[Saved entries]

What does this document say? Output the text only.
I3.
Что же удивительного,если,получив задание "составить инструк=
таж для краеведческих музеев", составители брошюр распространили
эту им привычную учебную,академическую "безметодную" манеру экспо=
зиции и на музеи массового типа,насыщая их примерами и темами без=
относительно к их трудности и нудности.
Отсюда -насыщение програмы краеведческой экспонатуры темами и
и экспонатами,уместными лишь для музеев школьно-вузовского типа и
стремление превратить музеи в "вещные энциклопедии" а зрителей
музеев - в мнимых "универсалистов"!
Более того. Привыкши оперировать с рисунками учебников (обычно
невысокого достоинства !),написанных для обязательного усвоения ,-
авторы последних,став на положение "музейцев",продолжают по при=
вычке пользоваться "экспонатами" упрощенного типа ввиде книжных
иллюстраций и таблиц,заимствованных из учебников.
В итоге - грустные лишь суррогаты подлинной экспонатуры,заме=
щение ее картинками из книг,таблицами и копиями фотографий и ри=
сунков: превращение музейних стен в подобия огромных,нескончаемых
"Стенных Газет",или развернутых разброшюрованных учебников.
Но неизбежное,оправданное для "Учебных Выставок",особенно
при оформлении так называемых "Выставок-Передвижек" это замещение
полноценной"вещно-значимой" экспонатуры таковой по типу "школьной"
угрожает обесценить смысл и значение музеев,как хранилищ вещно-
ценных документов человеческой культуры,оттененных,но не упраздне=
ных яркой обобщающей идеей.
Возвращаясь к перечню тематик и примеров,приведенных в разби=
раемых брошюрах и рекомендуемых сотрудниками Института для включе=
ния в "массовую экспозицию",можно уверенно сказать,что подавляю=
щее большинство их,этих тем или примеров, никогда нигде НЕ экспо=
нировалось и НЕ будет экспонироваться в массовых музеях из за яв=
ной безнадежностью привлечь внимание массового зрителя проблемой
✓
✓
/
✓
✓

- **Work required**
From the listing, copy every line where the string "музеев" appears.

- **Finished task**
таж для краеведческих музеев", составители брошюр распространили
и экспонатами,уместными лишь для музеев школьно-вузовского типа и
музеев - в мнимых "универсалистов"!
угрожает обесценить смысл и значение музеев,как хранилищ вещно-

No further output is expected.